- _TASK STATEMENT_: Tally the lines below that contain "حسود". The number is the whole answer.
----- EXERCISE MATERIAL -----
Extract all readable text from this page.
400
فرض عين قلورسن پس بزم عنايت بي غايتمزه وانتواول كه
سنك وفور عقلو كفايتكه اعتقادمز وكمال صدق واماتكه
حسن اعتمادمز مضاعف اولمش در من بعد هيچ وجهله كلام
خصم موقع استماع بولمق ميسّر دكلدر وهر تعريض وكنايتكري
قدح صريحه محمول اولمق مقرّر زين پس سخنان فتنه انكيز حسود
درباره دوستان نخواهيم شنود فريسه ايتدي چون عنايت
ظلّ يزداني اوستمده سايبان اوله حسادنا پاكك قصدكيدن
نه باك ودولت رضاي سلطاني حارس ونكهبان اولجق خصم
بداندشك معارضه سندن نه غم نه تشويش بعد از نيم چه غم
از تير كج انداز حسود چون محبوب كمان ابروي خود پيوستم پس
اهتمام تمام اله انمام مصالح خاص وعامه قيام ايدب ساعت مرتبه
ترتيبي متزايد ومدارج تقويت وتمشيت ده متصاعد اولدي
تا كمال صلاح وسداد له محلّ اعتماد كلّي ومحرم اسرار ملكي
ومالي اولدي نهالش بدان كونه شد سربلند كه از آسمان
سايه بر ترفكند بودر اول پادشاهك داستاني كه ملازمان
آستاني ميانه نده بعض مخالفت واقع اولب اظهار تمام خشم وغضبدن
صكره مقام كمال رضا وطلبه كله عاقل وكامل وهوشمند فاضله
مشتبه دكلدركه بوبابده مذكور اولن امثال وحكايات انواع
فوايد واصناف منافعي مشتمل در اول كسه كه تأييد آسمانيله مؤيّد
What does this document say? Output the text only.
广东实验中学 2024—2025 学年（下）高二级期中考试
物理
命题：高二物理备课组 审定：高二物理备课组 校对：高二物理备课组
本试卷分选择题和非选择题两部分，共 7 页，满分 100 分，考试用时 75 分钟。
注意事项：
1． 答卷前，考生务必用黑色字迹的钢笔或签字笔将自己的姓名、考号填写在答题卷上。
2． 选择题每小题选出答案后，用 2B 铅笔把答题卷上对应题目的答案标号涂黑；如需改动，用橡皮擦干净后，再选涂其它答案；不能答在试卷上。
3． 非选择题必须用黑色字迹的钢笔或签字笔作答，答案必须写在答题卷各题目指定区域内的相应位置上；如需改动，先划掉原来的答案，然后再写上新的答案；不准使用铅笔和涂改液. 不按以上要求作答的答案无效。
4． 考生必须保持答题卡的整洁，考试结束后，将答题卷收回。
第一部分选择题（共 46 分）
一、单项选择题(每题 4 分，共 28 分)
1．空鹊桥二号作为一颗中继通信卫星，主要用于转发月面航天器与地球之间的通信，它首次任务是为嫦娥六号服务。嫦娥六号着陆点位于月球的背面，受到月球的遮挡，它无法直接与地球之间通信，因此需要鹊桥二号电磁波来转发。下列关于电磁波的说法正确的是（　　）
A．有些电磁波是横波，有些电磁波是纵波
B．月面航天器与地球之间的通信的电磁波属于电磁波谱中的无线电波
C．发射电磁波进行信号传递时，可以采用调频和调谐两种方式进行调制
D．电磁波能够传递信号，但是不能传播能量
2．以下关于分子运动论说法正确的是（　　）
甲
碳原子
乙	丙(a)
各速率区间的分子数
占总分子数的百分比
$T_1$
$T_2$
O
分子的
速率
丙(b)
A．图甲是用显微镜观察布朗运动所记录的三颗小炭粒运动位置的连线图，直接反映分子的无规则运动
-----
- _SOLUTION BELOW_: 2